Read the listing below and copy out every line that holds "laws".

━━━ Dataset excerpts ━━━

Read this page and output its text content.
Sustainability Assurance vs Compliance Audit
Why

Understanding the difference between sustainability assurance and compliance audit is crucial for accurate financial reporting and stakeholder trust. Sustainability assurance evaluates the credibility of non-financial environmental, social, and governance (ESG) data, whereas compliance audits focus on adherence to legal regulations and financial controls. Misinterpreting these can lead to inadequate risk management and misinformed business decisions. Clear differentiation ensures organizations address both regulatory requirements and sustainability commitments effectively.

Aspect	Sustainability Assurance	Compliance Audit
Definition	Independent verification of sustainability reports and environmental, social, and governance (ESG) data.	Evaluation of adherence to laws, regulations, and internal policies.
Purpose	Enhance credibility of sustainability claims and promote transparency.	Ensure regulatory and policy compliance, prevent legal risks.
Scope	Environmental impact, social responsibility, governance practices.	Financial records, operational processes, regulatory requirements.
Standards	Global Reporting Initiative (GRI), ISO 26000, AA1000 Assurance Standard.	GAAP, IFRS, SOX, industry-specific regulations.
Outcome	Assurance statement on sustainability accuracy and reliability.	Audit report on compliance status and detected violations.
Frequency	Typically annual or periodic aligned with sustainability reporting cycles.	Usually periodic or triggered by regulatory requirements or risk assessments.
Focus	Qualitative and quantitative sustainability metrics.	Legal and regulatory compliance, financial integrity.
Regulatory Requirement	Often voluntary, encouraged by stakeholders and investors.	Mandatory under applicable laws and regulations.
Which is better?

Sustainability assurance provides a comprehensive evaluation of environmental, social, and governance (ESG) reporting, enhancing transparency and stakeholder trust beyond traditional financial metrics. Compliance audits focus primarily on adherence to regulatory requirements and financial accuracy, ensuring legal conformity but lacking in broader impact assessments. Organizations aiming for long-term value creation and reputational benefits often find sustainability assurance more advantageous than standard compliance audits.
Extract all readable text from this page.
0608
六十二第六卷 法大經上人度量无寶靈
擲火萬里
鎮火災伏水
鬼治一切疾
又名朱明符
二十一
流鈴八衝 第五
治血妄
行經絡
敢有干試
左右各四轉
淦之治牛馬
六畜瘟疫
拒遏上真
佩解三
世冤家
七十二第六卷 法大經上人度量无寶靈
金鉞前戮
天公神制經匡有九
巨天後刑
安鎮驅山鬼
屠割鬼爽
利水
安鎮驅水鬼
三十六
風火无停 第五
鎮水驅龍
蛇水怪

━━━

**Completed task**.
Definition	Independent verification of sustainability reports and environmental, social, and governance (ESG) data.	Evaluation of adherence to laws, regulations, and internal policies.
Regulatory Requirement	Often voluntary, encouraged by stakeholders and investors.	Mandatory under applicable laws and regulations.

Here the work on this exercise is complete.